→ Task objective
From the records below, copy every line that contains the word "button".

→ Exercise materials

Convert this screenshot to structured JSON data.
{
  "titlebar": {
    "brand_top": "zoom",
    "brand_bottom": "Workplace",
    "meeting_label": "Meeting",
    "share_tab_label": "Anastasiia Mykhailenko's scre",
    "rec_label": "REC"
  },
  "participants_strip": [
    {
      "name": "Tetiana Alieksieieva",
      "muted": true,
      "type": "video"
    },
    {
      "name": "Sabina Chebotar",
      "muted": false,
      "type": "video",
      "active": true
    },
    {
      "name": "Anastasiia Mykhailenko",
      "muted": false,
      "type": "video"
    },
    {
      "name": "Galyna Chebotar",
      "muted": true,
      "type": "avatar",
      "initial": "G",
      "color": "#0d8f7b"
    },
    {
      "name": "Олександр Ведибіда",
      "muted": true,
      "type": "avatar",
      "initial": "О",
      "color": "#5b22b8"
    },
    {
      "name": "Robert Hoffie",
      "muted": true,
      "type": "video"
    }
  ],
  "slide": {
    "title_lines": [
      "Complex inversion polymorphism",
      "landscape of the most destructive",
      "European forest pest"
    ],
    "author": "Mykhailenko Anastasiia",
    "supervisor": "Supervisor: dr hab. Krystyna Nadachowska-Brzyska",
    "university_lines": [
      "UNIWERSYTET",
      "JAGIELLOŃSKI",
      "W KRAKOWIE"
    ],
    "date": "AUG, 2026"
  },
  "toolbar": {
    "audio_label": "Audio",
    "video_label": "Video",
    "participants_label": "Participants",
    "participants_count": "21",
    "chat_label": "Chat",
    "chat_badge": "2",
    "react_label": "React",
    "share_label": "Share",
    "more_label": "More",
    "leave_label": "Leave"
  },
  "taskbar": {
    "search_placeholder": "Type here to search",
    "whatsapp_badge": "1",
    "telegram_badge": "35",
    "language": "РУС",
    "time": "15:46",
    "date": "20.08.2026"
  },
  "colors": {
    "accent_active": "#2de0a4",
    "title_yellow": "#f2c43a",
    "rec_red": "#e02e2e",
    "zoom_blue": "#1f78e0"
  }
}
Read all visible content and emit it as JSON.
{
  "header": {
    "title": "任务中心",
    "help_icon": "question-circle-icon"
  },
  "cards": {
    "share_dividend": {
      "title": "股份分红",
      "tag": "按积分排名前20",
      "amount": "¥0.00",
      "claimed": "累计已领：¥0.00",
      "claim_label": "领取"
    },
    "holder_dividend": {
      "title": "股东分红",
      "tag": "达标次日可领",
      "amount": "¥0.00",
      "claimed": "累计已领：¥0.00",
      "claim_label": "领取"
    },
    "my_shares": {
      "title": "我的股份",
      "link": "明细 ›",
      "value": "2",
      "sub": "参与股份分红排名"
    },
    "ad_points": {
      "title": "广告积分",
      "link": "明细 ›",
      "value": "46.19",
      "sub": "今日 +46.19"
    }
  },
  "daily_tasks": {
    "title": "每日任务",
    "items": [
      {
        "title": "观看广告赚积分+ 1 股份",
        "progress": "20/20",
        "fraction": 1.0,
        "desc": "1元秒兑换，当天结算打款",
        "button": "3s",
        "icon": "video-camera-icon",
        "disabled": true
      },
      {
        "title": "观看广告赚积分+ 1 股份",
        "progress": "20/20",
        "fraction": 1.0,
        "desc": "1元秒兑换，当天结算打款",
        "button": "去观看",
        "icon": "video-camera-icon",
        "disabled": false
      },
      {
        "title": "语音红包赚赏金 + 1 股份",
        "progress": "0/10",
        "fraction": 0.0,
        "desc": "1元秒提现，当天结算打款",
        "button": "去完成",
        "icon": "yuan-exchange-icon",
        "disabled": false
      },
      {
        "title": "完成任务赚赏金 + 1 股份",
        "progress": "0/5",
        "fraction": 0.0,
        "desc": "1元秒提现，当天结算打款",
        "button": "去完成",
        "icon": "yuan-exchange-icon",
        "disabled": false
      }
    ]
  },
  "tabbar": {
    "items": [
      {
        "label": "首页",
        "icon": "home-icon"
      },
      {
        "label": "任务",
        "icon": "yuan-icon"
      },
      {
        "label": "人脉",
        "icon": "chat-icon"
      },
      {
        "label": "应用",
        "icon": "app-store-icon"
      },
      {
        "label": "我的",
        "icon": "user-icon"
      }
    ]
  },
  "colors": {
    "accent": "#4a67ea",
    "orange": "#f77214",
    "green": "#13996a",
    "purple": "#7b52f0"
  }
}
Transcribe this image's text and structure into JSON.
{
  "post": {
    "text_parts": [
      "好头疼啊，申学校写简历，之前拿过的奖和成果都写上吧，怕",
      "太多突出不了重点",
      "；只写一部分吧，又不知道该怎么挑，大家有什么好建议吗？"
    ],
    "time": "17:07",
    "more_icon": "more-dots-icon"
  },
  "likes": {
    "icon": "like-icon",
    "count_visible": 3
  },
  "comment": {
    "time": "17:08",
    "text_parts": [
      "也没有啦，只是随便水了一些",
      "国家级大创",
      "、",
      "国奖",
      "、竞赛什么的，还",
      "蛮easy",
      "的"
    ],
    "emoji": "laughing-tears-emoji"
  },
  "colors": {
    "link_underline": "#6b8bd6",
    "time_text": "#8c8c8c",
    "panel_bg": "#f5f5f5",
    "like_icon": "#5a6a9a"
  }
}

→ Written response
        "button": "3s",
        "button": "去观看",
        "button": "去完成",
        "button": "去完成",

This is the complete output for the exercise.